- Work to complete: Check every line of the data below for the string "color", and copy the ones that hold it.

══ Dataset content ══

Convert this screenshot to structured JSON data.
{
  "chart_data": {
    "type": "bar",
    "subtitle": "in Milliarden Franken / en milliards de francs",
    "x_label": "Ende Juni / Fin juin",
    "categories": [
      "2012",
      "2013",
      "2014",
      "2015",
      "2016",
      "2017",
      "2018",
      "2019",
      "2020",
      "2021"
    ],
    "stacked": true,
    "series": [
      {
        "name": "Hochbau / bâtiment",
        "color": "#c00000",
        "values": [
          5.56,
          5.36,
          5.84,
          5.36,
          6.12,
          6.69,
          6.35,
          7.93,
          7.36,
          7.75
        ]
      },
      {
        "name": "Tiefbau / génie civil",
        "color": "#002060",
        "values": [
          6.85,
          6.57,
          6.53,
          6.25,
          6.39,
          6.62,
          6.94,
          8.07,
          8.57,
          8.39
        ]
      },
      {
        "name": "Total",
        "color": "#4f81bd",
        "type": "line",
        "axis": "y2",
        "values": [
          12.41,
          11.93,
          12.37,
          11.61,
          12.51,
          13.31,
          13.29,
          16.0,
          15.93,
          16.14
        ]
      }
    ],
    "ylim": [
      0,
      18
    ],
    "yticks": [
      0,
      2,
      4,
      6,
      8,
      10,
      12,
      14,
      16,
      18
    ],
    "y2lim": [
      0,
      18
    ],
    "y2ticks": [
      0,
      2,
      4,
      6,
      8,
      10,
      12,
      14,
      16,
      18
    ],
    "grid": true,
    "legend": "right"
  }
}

═══

- Output:
        "color": "#c00000",
        "color": "#002060",
        "color": "#4f81bd",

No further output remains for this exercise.